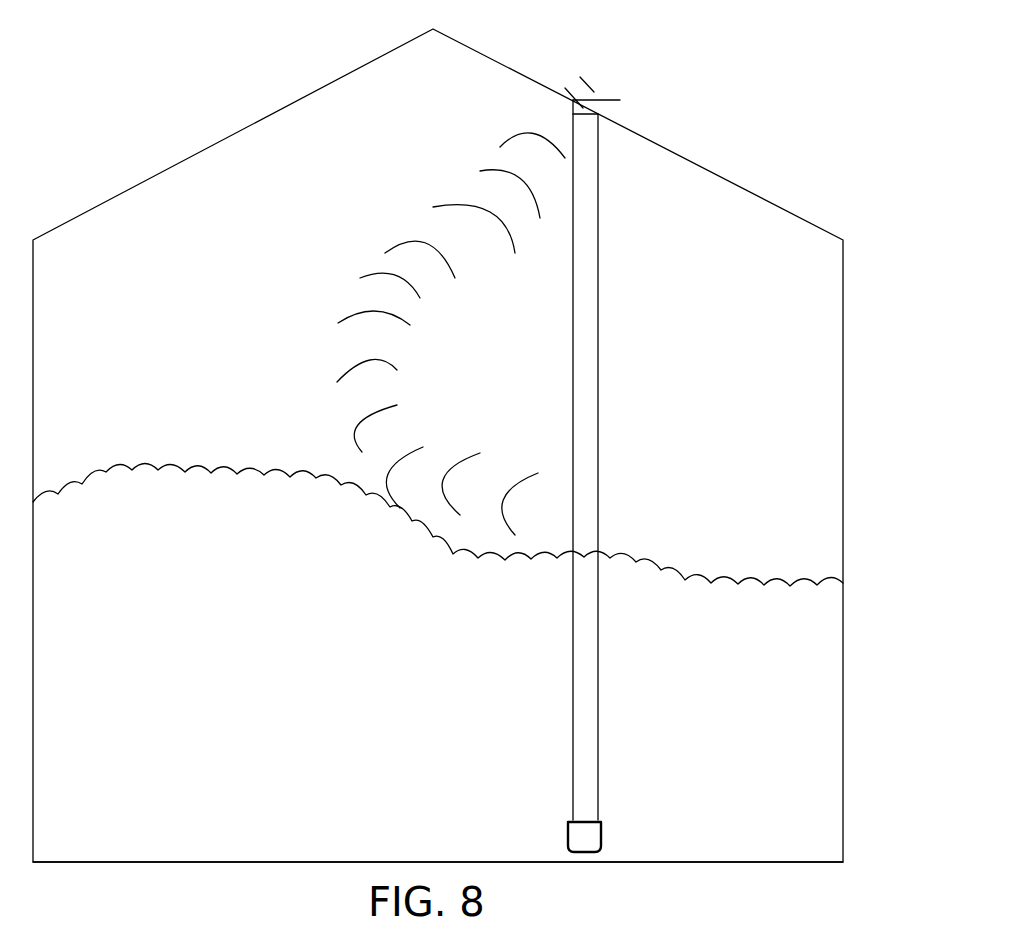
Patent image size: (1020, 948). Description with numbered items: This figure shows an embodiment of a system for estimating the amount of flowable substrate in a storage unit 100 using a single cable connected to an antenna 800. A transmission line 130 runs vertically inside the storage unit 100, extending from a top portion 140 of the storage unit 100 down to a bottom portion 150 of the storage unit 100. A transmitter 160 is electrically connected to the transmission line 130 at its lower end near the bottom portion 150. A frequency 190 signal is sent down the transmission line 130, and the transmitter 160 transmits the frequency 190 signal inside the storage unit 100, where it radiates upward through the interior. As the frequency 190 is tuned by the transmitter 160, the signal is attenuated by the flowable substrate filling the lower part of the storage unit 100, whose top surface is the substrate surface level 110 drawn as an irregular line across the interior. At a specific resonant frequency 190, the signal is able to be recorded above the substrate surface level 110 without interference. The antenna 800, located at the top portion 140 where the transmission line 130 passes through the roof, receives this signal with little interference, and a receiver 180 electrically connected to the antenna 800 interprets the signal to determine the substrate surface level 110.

The storage unit 100 is at (860, 392).
The substrate surface level 110 is at (455, 557).
The transmission line 130 is at (599, 333).
The top portion 140 is at (592, 118).
The bottom portion 150 is at (435, 850).
The transmitter 160 is at (603, 838).
The receiver 180 is at (578, 103).
The frequency 190 is at (360, 277).
The antenna 800 is at (612, 100).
━━━━━━━━━━━━━━━━
• Task description
Reproduce the entire listing above word for word, leaving out the picture.

• Answer to this exercise
Patent image size: (1020, 948). Description with numbered items: This figure shows an embodiment of a system for estimating the amount of flowable substrate in a storage unit 100 using a single cable connected to an antenna 800. A transmission line 130 runs vertically inside the storage unit 100, extending from a top portion 140 of the storage unit 100 down to a bottom portion 150 of the storage unit 100. A transmitter 160 is electrically connected to the transmission line 130 at its lower end near the bottom portion 150. A frequency 190 signal is sent down the transmission line 130, and the transmitter 160 transmits the frequency 190 signal inside the storage unit 100, where it radiates upward through the interior. As the frequency 190 is tuned by the transmitter 160, the signal is attenuated by the flowable substrate filling the lower part of the storage unit 100, whose top surface is the substrate surface level 110 drawn as an irregular line across the interior. At a specific resonant frequency 190, the signal is able to be recorded above the substrate surface level 110 without interference. The antenna 800, located at the top portion 140 where the transmission line 130 passes through the roof, receives this signal with little interference, and a receiver 180 electrically connected to the antenna 800 interprets the signal to determine the substrate surface level 110.

The storage unit 100 is at (860, 392).
The substrate surface level 110 is at (455, 557).
The transmission line 130 is at (599, 333).
The top portion 140 is at (592, 118).
The bottom portion 150 is at (435, 850).
The transmitter 160 is at (603, 838).
The receiver 180 is at (578, 103).
The frequency 190 is at (360, 277).
The antenna 800 is at (612, 100).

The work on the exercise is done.